[begin Selected excerpt]

Ask HN: College degree required? - stevejobs

I've been browsing job boards for a research project and I come across time and again a requirement for a college degree to land the position.  Yet when I read the description of what the employer wants of its employee it is not clear that one (the degree) has anything to do with the other (the job).<p>For instance, a job posting will typically ask for a candidate (aside from particular work skills) to:<p>-have strong written and communication/verbal skills
-be able work independently and effectively multitask in a fast paced environment with minimal supervision
-professional, extremely well organized, thorough, and detail-oriented
-be proactive (aka go-getter)
-have an analytical/sales/managerial aptitude<p>While a degree may signal some of the above criteria it doesn't follow that the college experience adds to what the student already is capable of by the time he reaches graduation.  If anything college may erode his value to employers by allowing him to skate by on a minimal course schedule whose work product is corroded by grade inflation.  Students are taught that a minimal effort is all that is needed to be rewarded with a decent grade.  In the real world that is decidedly NOT true and subpar performance is the quickest way to get you fired (outside of government).<p>It could be argued that what once was something special and where a college degree signified something important is no longer the case.  For all intents and purposes a college degree doesn't tell you anything about what kind of future employee that person is going to be and if he'll bring the abilities and qualities you want in the job.<p>What is confounding then is why society has placed an ever greater importance on college when its value and worth has declined.  College used to be valuable when access to information was scarce and communicating with and meeting new people was hard to do but the Internet has liberated us.  Now we are overwhelmed with content and spend a good portion of our time on social networks and user forums.  Therefore, the inherent "worth" of college has fallen precipitously even though employers paradoxically have required ever more of us to have such credentials.<p>My answer is that a college degree had conferred unto its recipient an "illusion of competence" whereby employers would take as a given that the graduate was an above average worker and place his resume at the top of the pile, so it "paid" to endure four years of coursework and thousands of dollars in tuition costs to obtain that signal.<p>As students put in the minimal effort necessary to graduate employers find out that graduates are nothing special and the marginal value of a degree declines.  Therefore, the illusion that had held up throughout the 20th century has now been shattered in the 21st leaving employers frustrated with underwhelming candidates and graduates despondent over minimal job prospects and burdened with significant student loans.

[end Selected excerpt]

* **Task list**
1/ In the forum post, recast the paragraph that begins "What is confounding then" as a short bulleted list that keeps its main points.
2/ From the entries, copy the lines starting with the line that contains "Find all labels, buttons, inputs, and" and going on through the line that contains "status-items-table: Item Description", leaving out the picture.
The forum post above has no connection to the entries that follow it.

[begin Material for this task]

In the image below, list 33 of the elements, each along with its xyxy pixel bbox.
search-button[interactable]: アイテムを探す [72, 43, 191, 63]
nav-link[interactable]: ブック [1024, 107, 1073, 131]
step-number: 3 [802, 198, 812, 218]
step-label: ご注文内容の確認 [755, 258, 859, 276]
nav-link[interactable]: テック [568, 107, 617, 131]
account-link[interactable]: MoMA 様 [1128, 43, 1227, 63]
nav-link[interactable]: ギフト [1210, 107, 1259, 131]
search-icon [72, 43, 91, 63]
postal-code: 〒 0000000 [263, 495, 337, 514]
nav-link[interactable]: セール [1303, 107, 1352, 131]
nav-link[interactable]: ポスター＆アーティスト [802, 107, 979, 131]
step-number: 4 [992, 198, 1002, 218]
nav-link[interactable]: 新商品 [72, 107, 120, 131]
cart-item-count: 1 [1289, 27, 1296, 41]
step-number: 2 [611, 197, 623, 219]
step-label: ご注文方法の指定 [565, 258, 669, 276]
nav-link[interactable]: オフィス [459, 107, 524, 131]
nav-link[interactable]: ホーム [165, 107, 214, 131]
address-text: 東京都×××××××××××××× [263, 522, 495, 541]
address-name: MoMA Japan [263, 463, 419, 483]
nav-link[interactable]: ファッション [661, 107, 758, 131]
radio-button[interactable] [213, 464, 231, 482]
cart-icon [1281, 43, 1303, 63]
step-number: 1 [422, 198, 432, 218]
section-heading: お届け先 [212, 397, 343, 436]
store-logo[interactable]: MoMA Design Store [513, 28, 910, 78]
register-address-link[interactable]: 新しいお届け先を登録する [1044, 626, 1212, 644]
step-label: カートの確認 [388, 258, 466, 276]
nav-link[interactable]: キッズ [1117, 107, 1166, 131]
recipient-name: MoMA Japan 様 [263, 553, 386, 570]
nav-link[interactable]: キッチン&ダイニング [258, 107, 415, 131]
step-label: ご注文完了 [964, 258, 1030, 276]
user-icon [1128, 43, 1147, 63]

[end Material for this task]
[begin Material for this task]

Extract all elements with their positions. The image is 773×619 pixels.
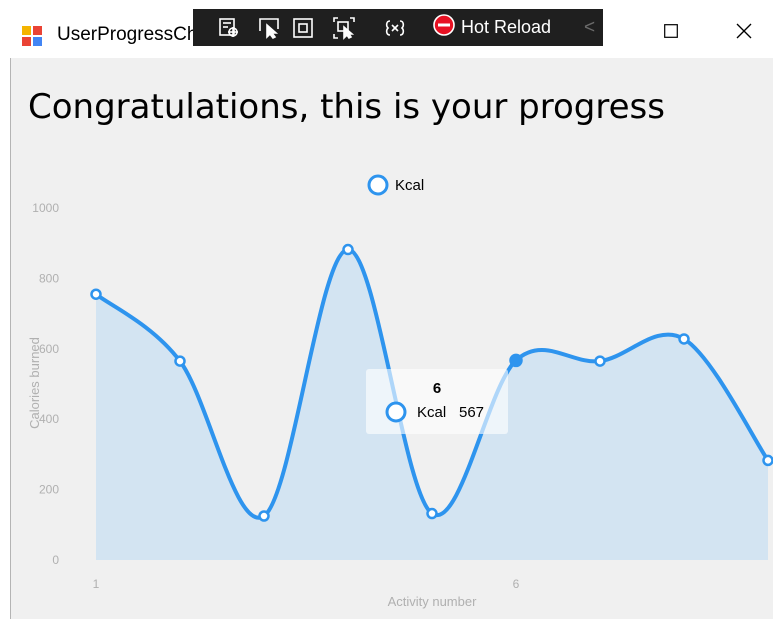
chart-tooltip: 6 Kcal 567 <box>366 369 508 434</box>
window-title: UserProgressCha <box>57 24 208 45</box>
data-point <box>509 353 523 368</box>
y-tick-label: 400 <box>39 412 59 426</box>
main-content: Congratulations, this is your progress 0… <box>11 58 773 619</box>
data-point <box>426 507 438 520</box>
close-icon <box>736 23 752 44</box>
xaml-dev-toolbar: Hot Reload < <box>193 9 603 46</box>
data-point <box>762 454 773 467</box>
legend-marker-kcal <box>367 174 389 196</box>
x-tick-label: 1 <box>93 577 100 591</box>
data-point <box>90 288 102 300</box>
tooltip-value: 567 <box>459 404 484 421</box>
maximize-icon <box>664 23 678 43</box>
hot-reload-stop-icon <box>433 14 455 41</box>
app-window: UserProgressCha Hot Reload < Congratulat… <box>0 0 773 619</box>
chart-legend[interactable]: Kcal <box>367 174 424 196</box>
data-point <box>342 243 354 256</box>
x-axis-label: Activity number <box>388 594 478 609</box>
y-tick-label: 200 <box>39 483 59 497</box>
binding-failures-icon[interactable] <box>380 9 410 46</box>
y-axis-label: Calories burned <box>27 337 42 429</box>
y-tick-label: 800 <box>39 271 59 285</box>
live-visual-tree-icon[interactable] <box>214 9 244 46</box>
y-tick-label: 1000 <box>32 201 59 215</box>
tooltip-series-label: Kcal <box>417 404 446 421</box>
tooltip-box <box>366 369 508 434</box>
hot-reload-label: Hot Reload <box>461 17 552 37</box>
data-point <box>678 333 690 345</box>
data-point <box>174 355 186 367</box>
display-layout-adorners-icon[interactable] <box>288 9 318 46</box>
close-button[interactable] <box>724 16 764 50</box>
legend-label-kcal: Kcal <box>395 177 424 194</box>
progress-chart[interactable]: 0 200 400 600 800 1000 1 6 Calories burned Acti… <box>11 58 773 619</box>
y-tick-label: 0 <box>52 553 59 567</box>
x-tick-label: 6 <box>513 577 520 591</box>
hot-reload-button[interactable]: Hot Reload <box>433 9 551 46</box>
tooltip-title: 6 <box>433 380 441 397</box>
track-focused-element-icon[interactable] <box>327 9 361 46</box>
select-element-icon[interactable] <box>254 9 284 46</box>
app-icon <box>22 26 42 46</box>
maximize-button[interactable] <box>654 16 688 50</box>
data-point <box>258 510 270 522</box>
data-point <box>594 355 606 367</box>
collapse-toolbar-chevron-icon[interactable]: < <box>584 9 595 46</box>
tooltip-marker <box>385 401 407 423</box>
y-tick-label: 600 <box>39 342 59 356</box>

[end Material for this task]
[begin Material for this task]

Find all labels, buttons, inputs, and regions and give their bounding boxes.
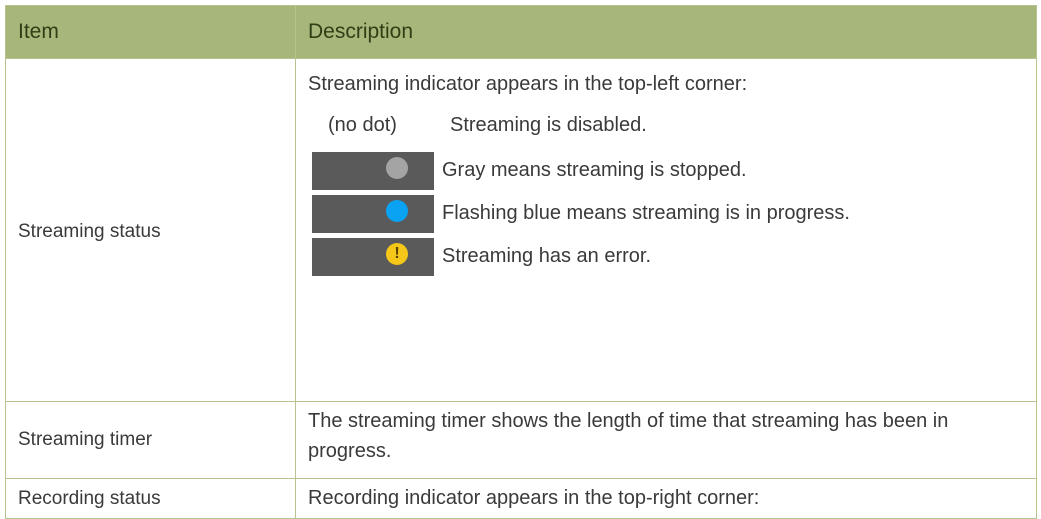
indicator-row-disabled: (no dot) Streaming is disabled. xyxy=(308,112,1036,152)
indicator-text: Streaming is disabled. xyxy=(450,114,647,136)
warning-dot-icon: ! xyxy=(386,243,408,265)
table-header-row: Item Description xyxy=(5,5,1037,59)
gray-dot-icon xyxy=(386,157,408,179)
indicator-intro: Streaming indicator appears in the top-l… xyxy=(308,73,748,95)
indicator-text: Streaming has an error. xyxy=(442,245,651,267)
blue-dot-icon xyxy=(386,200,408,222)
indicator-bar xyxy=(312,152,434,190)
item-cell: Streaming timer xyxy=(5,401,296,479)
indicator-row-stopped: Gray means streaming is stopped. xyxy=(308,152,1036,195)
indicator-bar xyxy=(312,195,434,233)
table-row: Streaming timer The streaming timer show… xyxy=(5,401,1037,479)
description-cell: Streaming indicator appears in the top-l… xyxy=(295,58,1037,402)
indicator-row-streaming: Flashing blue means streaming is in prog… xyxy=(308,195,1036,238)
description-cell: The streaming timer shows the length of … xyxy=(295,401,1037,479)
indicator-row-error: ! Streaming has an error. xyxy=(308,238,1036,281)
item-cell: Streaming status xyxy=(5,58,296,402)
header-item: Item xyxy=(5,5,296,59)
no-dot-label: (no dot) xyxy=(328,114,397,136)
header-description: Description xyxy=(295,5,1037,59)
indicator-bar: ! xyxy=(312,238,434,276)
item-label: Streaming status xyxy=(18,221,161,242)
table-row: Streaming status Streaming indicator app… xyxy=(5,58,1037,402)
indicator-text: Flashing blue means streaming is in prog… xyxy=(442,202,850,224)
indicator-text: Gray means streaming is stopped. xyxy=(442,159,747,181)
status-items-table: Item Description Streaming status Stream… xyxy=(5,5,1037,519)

[end Material for this task]

* **Answers for the exercise**
1/
- It is puzzling that society places ever greater importance on college even though its value and worth have declined.
- College used to be valuable when information was scarce and communicating with and meeting new people was hard, but the Internet has changed that.
- People are now overwhelmed with content and spend much of their time on social networks and user forums.
- As a result, the inherent worth of college has fallen sharply, even as employers require more people to hold such credentials.

2/
Find all labels, buttons, inputs, and regions and give their bounding boxes.
indicator-row-disabled: (no dot) Streaming is disabled. xyxy=(308,112,1036,152)
indicator-text: Streaming is disabled. xyxy=(450,114,647,136)
warning-dot-icon: ! xyxy=(386,243,408,265)
table-header-row: Item Description xyxy=(5,5,1037,59)
gray-dot-icon xyxy=(386,157,408,179)
indicator-intro: Streaming indicator appears in the top-l… xyxy=(308,73,748,95)
indicator-text: Streaming has an error. xyxy=(442,245,651,267)
blue-dot-icon xyxy=(386,200,408,222)
indicator-bar xyxy=(312,152,434,190)
item-cell: Streaming timer xyxy=(5,401,296,479)
indicator-row-stopped: Gray means streaming is stopped. xyxy=(308,152,1036,195)
indicator-bar xyxy=(312,195,434,233)
table-row: Streaming timer The streaming timer show… xyxy=(5,401,1037,479)
description-cell: Streaming indicator appears in the top-l… xyxy=(295,58,1037,402)
indicator-row-streaming: Flashing blue means streaming is in prog… xyxy=(308,195,1036,238)
description-cell: The streaming timer shows the length of … xyxy=(295,401,1037,479)
indicator-row-error: ! Streaming has an error. xyxy=(308,238,1036,281)
item-cell: Streaming status xyxy=(5,58,296,402)
header-item: Item xyxy=(5,5,296,59)
no-dot-label: (no dot) xyxy=(328,114,397,136)
header-description: Description xyxy=(295,5,1037,59)
indicator-bar: ! xyxy=(312,238,434,276)
item-label: Streaming status xyxy=(18,221,161,242)
table-row: Streaming status Streaming indicator app… xyxy=(5,58,1037,402)
indicator-text: Flashing blue means streaming is in prog… xyxy=(442,202,850,224)
indicator-text: Gray means streaming is stopped. xyxy=(442,159,747,181)
status-items-table: Item Description Streaming status Stream… xyxy=(5,5,1037,519)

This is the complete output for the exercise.